• **Record list**

— begin —

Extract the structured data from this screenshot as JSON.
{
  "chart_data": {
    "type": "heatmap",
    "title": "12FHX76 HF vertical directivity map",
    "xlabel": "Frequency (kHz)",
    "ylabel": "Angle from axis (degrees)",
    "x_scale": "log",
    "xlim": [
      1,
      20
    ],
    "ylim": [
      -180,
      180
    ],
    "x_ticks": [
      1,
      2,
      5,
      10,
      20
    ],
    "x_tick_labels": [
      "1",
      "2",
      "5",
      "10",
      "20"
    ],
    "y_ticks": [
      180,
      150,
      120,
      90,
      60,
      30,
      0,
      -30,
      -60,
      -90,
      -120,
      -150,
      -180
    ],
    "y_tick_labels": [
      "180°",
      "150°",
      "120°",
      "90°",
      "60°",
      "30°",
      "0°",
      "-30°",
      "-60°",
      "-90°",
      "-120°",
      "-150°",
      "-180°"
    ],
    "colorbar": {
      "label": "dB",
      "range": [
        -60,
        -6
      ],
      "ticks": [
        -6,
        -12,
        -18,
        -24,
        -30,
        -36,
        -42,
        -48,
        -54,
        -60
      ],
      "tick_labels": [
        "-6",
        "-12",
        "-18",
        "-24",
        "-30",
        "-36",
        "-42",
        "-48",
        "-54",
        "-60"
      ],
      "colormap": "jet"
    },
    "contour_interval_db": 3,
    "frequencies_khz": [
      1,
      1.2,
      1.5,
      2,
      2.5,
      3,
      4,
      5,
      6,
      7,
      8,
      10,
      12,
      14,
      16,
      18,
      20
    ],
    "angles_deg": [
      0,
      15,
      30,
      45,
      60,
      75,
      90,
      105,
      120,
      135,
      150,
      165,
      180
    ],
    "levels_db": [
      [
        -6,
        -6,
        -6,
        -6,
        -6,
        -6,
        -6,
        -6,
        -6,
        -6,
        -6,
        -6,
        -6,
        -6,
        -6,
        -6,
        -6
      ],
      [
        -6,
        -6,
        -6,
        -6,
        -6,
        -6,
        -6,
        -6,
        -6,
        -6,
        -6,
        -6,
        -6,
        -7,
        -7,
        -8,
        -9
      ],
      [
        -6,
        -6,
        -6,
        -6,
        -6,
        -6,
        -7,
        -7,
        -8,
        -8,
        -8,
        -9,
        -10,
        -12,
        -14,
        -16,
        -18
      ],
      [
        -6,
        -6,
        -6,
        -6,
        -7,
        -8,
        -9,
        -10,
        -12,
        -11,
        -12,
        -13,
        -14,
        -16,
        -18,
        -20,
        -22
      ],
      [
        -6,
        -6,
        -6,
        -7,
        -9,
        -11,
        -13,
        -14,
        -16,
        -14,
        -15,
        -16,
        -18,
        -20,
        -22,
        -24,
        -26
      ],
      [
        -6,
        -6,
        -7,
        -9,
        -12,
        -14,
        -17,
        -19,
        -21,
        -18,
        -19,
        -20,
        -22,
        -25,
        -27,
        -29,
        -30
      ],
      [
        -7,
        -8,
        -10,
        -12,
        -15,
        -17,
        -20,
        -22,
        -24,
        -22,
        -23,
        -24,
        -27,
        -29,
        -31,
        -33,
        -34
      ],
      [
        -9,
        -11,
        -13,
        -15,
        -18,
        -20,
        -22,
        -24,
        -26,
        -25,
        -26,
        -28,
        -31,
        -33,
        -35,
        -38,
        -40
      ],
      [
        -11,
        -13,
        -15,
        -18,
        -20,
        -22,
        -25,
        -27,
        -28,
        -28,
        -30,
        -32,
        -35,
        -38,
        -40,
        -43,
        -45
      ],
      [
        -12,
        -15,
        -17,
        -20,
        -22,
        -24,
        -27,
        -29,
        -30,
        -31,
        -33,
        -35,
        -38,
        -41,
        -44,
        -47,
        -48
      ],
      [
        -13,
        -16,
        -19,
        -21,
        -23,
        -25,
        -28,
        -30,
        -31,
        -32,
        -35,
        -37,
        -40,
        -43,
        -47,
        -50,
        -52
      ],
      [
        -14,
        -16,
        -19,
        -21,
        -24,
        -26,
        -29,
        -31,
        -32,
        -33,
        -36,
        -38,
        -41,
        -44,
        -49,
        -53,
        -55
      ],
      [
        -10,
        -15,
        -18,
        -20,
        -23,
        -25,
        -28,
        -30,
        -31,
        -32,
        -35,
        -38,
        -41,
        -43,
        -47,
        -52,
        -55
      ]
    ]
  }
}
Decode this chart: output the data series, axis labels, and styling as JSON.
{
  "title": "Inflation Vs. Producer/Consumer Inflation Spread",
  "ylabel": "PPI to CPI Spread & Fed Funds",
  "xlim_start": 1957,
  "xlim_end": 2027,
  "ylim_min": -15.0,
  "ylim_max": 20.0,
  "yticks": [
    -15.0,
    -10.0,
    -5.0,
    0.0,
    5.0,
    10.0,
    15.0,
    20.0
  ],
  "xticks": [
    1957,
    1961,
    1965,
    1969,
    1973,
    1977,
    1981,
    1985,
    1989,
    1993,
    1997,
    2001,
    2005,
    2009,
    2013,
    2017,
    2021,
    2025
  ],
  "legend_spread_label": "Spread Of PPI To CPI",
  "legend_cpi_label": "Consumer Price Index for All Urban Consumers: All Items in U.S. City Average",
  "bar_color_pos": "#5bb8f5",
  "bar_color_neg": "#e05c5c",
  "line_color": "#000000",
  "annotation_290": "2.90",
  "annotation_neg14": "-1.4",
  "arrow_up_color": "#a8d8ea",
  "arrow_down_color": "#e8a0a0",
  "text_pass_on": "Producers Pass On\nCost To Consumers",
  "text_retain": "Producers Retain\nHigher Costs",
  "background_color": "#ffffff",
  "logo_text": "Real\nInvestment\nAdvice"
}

— end —

• **Aim of the exercise**
Each line of the material should be duplicated exactly, please.

• **Solution below**
Extract the structured data from this screenshot as JSON.
{
  "chart_data": {
    "type": "heatmap",
    "title": "12FHX76 HF vertical directivity map",
    "xlabel": "Frequency (kHz)",
    "ylabel": "Angle from axis (degrees)",
    "x_scale": "log",
    "xlim": [
      1,
      20
    ],
    "ylim": [
      -180,
      180
    ],
    "x_ticks": [
      1,
      2,
      5,
      10,
      20
    ],
    "x_tick_labels": [
      "1",
      "2",
      "5",
      "10",
      "20"
    ],
    "y_ticks": [
      180,
      150,
      120,
      90,
      60,
      30,
      0,
      -30,
      -60,
      -90,
      -120,
      -150,
      -180
    ],
    "y_tick_labels": [
      "180°",
      "150°",
      "120°",
      "90°",
      "60°",
      "30°",
      "0°",
      "-30°",
      "-60°",
      "-90°",
      "-120°",
      "-150°",
      "-180°"
    ],
    "colorbar": {
      "label": "dB",
      "range": [
        -60,
        -6
      ],
      "ticks": [
        -6,
        -12,
        -18,
        -24,
        -30,
        -36,
        -42,
        -48,
        -54,
        -60
      ],
      "tick_labels": [
        "-6",
        "-12",
        "-18",
        "-24",
        "-30",
        "-36",
        "-42",
        "-48",
        "-54",
        "-60"
      ],
      "colormap": "jet"
    },
    "contour_interval_db": 3,
    "frequencies_khz": [
      1,
      1.2,
      1.5,
      2,
      2.5,
      3,
      4,
      5,
      6,
      7,
      8,
      10,
      12,
      14,
      16,
      18,
      20
    ],
    "angles_deg": [
      0,
      15,
      30,
      45,
      60,
      75,
      90,
      105,
      120,
      135,
      150,
      165,
      180
    ],
    "levels_db": [
      [
        -6,
        -6,
        -6,
        -6,
        -6,
        -6,
        -6,
        -6,
        -6,
        -6,
        -6,
        -6,
        -6,
        -6,
        -6,
        -6,
        -6
      ],
      [
        -6,
        -6,
        -6,
        -6,
        -6,
        -6,
        -6,
        -6,
        -6,
        -6,
        -6,
        -6,
        -6,
        -7,
        -7,
        -8,
        -9
      ],
      [
        -6,
        -6,
        -6,
        -6,
        -6,
        -6,
        -7,
        -7,
        -8,
        -8,
        -8,
        -9,
        -10,
        -12,
        -14,
        -16,
        -18
      ],
      [
        -6,
        -6,
        -6,
        -6,
        -7,
        -8,
        -9,
        -10,
        -12,
        -11,
        -12,
        -13,
        -14,
        -16,
        -18,
        -20,
        -22
      ],
      [
        -6,
        -6,
        -6,
        -7,
        -9,
        -11,
        -13,
        -14,
        -16,
        -14,
        -15,
        -16,
        -18,
        -20,
        -22,
        -24,
        -26
      ],
      [
        -6,
        -6,
        -7,
        -9,
        -12,
        -14,
        -17,
        -19,
        -21,
        -18,
        -19,
        -20,
        -22,
        -25,
        -27,
        -29,
        -30
      ],
      [
        -7,
        -8,
        -10,
        -12,
        -15,
        -17,
        -20,
        -22,
        -24,
        -22,
        -23,
        -24,
        -27,
        -29,
        -31,
        -33,
        -34
      ],
      [
        -9,
        -11,
        -13,
        -15,
        -18,
        -20,
        -22,
        -24,
        -26,
        -25,
        -26,
        -28,
        -31,
        -33,
        -35,
        -38,
        -40
      ],
      [
        -11,
        -13,
        -15,
        -18,
        -20,
        -22,
        -25,
        -27,
        -28,
        -28,
        -30,
        -32,
        -35,
        -38,
        -40,
        -43,
        -45
      ],
      [
        -12,
        -15,
        -17,
        -20,
        -22,
        -24,
        -27,
        -29,
        -30,
        -31,
        -33,
        -35,
        -38,
        -41,
        -44,
        -47,
        -48
      ],
      [
        -13,
        -16,
        -19,
        -21,
        -23,
        -25,
        -28,
        -30,
        -31,
        -32,
        -35,
        -37,
        -40,
        -43,
        -47,
        -50,
        -52
      ],
      [
        -14,
        -16,
        -19,
        -21,
        -24,
        -26,
        -29,
        -31,
        -32,
        -33,
        -36,
        -38,
        -41,
        -44,
        -49,
        -53,
        -55
      ],
      [
        -10,
        -15,
        -18,
        -20,
        -23,
        -25,
        -28,
        -30,
        -31,
        -32,
        -35,
        -38,
        -41,
        -43,
        -47,
        -52,
        -55
      ]
    ]
  }
}
Decode this chart: output the data series, axis labels, and styling as JSON.
{
  "title": "Inflation Vs. Producer/Consumer Inflation Spread",
  "ylabel": "PPI to CPI Spread & Fed Funds",
  "xlim_start": 1957,
  "xlim_end": 2027,
  "ylim_min": -15.0,
  "ylim_max": 20.0,
  "yticks": [
    -15.0,
    -10.0,
    -5.0,
    0.0,
    5.0,
    10.0,
    15.0,
    20.0
  ],
  "xticks": [
    1957,
    1961,
    1965,
    1969,
    1973,
    1977,
    1981,
    1985,
    1989,
    1993,
    1997,
    2001,
    2005,
    2009,
    2013,
    2017,
    2021,
    2025
  ],
  "legend_spread_label": "Spread Of PPI To CPI",
  "legend_cpi_label": "Consumer Price Index for All Urban Consumers: All Items in U.S. City Average",
  "bar_color_pos": "#5bb8f5",
  "bar_color_neg": "#e05c5c",
  "line_color": "#000000",
  "annotation_290": "2.90",
  "annotation_neg14": "-1.4",
  "arrow_up_color": "#a8d8ea",
  "arrow_down_color": "#e8a0a0",
  "text_pass_on": "Producers Pass On\nCost To Consumers",
  "text_retain": "Producers Retain\nHigher Costs",
  "background_color": "#ffffff",
  "logo_text": "Real\nInvestment\nAdvice"
}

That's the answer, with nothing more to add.